Scan the data for "dette" and copy the lines it appears in.

-- START RECORDS SUPPLIED --

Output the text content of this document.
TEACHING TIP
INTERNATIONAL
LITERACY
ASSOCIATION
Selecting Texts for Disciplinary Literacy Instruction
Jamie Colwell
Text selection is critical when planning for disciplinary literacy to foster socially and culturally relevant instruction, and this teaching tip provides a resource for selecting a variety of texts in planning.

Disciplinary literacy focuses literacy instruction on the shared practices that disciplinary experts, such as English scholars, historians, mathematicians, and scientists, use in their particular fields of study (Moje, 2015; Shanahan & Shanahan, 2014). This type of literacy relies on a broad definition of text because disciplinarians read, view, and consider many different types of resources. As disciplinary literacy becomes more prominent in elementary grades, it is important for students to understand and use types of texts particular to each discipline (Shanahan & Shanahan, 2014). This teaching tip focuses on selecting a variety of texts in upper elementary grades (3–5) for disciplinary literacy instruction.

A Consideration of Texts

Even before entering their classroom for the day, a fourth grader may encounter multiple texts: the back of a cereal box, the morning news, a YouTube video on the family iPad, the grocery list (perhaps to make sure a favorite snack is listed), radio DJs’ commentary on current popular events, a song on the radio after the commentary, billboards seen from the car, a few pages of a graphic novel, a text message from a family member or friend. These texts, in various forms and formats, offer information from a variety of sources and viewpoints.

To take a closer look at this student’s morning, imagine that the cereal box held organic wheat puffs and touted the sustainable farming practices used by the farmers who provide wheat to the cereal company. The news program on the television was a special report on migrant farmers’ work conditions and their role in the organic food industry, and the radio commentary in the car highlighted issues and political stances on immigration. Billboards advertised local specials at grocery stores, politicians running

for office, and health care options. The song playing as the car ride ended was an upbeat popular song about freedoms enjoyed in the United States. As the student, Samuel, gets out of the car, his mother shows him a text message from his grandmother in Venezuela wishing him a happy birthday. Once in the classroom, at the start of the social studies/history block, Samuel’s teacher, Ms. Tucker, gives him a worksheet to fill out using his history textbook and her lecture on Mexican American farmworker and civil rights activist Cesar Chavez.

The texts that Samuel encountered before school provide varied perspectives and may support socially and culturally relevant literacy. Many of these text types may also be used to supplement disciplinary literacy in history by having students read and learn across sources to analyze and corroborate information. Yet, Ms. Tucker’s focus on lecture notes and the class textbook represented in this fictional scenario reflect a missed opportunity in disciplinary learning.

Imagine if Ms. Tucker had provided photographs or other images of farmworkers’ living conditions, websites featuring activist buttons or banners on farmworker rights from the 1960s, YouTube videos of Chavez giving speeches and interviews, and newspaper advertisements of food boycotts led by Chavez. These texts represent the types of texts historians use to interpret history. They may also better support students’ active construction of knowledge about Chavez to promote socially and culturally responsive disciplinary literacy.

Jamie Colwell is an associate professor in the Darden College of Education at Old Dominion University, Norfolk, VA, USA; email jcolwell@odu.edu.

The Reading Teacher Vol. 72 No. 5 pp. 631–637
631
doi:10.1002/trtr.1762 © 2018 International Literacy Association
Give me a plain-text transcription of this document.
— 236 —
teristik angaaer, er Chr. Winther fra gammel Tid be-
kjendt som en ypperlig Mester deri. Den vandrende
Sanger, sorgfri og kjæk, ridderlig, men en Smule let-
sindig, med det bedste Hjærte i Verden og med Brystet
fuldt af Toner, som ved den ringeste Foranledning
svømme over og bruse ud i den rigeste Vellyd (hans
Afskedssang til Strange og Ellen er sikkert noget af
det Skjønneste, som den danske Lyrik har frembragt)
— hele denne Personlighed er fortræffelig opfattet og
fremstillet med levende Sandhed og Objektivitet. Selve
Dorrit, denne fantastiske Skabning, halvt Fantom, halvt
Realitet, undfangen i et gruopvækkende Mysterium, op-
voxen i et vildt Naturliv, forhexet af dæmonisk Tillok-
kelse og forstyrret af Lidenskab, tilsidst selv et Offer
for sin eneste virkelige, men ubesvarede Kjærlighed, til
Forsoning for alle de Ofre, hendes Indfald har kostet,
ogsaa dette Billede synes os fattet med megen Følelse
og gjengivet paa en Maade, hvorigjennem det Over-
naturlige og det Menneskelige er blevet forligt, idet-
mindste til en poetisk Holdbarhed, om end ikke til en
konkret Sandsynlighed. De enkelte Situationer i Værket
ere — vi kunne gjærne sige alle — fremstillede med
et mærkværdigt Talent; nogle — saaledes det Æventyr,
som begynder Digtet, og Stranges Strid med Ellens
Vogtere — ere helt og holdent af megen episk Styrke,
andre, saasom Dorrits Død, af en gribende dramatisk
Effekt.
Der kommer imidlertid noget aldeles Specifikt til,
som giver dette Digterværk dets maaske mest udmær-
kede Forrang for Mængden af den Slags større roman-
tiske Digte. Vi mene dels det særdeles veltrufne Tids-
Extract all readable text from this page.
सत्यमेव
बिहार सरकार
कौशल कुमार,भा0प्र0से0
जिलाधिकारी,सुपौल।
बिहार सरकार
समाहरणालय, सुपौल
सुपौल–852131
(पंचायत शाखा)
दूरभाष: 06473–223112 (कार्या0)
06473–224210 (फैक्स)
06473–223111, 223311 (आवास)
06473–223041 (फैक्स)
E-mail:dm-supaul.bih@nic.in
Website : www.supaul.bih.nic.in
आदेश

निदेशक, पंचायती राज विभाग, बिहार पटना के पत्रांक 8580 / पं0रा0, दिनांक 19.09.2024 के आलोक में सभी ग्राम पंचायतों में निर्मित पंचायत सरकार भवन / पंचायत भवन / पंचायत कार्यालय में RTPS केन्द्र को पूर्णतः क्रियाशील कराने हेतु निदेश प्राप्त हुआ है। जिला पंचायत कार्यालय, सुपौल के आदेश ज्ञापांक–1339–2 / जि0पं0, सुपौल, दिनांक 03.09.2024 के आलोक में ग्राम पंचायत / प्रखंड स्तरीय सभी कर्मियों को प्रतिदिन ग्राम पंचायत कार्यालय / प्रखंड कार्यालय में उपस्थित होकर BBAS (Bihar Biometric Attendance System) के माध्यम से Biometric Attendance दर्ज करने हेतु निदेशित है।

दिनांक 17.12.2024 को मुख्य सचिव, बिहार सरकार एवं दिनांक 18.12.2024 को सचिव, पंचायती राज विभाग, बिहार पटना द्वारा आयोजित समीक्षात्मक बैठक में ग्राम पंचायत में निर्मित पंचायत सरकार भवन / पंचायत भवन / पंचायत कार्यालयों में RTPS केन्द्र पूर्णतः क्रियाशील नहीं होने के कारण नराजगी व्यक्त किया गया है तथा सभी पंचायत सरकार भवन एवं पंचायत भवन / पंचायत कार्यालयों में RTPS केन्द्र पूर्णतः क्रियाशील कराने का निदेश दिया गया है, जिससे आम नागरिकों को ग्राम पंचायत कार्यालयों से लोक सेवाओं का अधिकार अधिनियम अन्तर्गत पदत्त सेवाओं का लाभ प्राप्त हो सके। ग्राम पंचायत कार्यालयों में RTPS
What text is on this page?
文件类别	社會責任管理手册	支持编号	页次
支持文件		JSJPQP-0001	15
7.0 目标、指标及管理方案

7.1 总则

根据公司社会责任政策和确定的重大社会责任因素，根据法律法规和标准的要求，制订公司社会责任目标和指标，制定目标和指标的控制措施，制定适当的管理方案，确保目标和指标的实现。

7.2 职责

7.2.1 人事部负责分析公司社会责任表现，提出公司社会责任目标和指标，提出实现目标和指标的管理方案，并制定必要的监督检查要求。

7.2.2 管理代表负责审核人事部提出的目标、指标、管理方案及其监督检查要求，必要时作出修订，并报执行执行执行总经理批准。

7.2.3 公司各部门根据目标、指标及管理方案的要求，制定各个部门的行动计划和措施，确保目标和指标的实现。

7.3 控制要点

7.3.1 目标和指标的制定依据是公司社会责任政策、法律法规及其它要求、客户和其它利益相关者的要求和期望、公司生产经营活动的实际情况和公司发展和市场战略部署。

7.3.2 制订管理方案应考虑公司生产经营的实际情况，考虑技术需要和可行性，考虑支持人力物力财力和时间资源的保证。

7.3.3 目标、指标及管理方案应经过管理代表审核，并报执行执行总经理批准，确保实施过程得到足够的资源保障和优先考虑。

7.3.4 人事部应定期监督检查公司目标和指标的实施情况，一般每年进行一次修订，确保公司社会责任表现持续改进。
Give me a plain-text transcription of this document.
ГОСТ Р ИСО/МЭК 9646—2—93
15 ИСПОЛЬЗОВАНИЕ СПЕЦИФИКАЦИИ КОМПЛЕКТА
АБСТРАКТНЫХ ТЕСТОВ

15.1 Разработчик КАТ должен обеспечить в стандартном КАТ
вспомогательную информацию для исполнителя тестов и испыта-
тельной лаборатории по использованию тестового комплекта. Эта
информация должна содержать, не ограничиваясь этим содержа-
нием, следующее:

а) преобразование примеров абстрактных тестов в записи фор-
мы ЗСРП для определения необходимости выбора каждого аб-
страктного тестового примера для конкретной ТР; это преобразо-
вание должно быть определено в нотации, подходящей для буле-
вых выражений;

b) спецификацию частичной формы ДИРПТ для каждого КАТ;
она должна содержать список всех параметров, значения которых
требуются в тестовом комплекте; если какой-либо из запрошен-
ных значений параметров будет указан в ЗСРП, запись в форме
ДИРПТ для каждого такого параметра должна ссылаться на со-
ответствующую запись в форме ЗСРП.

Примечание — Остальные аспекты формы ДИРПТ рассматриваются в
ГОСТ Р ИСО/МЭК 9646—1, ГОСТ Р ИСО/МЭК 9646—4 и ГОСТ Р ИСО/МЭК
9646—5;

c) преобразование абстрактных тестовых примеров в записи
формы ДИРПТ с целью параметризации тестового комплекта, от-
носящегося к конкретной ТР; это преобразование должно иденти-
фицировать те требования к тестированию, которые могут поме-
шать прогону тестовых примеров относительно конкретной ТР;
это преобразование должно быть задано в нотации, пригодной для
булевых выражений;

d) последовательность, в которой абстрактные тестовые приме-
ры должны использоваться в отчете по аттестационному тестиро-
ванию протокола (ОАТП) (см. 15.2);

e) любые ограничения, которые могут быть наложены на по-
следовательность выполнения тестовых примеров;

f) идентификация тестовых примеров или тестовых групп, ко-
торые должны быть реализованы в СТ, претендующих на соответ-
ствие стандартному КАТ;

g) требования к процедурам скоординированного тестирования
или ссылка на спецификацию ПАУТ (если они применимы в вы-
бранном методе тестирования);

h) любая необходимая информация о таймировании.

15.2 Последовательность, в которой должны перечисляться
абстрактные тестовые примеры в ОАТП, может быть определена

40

-- END RECORDS SUPPLIED --

WORKED ANSWER:
ogsaa dette Billede synes os fattet med megen Følelse
som giver dette Digterværk dets maaske mest udmær-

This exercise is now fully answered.